■ **SOURCE TEXT**:

+ + + + + + +

Ruth was the only child of Berta and Hugo Moses. She lived in Frankfurt am Main, one of Europe's most important Jewish centers. Frankfurt's Jewish community participated in all aspects of the city's social and cultural life. Jewish citizens played an important role in the city's commerce and industry. In 1933, the city even had a Jewish mayor, Ludwig Landmann.
Following the Nazi rise to power on January 30, 1933, Frankfurt's Jews were subjected to physical assaults and to a general boycott of Jewish businesses, even before any official laws were enacted. All public institutions dismissed Jews from their staffs - hospitals, courts, schools, universities, and institutions of culture and the arts. Economic conditions grew even worse after the passage of the "Nuremberg Laws" in 1935. Ruth was born in that year.
After October 1941, Jews were forbidden to leave Germany. The Nazis began rounding them up and sending them to ghettos in eastern Europe. Six year-old Ruth and her parents were deported to a sealed-off ghetto in the city of Riga, the capital of Latvia.

+ + + + + + +

■ **PROVIDED RECORDS**:
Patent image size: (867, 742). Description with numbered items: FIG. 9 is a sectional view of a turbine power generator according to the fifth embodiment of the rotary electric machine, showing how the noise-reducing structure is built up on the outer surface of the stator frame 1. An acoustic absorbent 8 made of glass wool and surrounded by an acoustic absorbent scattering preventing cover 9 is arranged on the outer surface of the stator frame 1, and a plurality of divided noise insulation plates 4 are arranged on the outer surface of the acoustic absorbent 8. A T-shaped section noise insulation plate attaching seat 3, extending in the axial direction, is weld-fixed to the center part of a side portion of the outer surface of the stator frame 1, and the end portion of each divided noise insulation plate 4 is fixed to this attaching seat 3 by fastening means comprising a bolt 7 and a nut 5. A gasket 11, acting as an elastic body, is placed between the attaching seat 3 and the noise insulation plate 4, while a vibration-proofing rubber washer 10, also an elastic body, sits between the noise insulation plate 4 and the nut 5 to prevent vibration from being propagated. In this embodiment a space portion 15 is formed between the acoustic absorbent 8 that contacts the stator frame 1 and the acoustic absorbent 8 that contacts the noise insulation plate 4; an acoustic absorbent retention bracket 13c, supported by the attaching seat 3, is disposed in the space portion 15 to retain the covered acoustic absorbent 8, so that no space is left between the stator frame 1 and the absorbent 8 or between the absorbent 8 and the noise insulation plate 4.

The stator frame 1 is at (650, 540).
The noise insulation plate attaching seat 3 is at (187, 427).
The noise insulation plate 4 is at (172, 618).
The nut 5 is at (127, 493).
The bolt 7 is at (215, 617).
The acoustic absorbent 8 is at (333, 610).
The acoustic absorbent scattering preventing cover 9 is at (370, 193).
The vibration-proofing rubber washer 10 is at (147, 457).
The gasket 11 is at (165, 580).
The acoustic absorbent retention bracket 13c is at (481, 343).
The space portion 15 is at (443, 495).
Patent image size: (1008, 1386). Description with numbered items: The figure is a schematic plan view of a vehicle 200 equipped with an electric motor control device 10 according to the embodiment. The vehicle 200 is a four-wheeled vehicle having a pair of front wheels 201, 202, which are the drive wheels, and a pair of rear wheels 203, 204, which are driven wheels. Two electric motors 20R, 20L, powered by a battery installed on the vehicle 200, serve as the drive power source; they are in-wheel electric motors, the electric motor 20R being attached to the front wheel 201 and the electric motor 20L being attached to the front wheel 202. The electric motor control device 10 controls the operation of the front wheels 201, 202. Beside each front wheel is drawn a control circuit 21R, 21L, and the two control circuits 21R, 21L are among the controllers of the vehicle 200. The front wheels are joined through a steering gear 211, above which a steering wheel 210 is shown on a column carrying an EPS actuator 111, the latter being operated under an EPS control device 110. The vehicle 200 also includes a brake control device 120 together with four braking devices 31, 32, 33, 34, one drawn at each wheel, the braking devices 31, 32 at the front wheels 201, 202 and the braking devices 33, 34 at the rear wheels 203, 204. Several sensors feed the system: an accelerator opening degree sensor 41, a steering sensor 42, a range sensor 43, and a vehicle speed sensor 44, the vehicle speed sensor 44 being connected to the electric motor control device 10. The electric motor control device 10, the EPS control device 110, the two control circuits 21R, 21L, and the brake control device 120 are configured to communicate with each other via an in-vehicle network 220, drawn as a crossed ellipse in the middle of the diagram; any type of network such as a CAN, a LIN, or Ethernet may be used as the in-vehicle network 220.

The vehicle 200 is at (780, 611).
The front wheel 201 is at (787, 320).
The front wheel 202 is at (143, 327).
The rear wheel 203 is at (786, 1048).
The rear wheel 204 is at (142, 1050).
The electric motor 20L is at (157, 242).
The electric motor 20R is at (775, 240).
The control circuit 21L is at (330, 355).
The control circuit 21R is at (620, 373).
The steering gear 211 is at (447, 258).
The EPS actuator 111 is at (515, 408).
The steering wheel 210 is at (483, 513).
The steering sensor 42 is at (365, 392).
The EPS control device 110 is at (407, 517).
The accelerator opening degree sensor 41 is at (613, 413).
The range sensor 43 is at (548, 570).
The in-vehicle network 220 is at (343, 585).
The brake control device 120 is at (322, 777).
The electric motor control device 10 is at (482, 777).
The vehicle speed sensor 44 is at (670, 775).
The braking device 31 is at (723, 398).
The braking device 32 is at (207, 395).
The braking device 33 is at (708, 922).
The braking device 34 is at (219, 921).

+ + + + + + +

■ **ACTIONS TO TAKE**:
[1] Say whether each statement agrees with the passage on Ruth Moses, and quote the deciding words: (a) Frankfurt had a Jewish mayor in 1933. (b) Ruth had siblings. (c) Riga is the capital of Lithuania.
[2] Please pick up the passage on Ruth Moses from where it stops.
The lines are taken from a separate source.

■ **ANSWERS PER TASK**:
[1]
(a) Yes: "In 1933, the city even had a Jewish mayor, Ludwig Landmann."
(b) No: "Ruth was the only child of Berta and Hugo Moses."
(c) No: "the city of Riga, the capital of Latvia."

[2]
The Riga ghetto's previous residents, 30,000 local Jews, were murdered by the Nazis in November 1941, to make room for the newly arriving German Jews. Conditions in the ghetto were horrendous. The ghetto was plagued with little food, poor sanitation, and horrible overcrowding. Thousands of people died of starvation, disease, and exposure.
The ghetto was eventually emptied of its inhabitants. Most of the inhabitants were gassed to death in transport vans or were shot. Others were sent to labor camps, where they were worked to death. By December 1943, there were no Jews left in the Riga ghetto.
Nothing is known about Ruth's fate after she was sent to Riga. No trace has ever been found.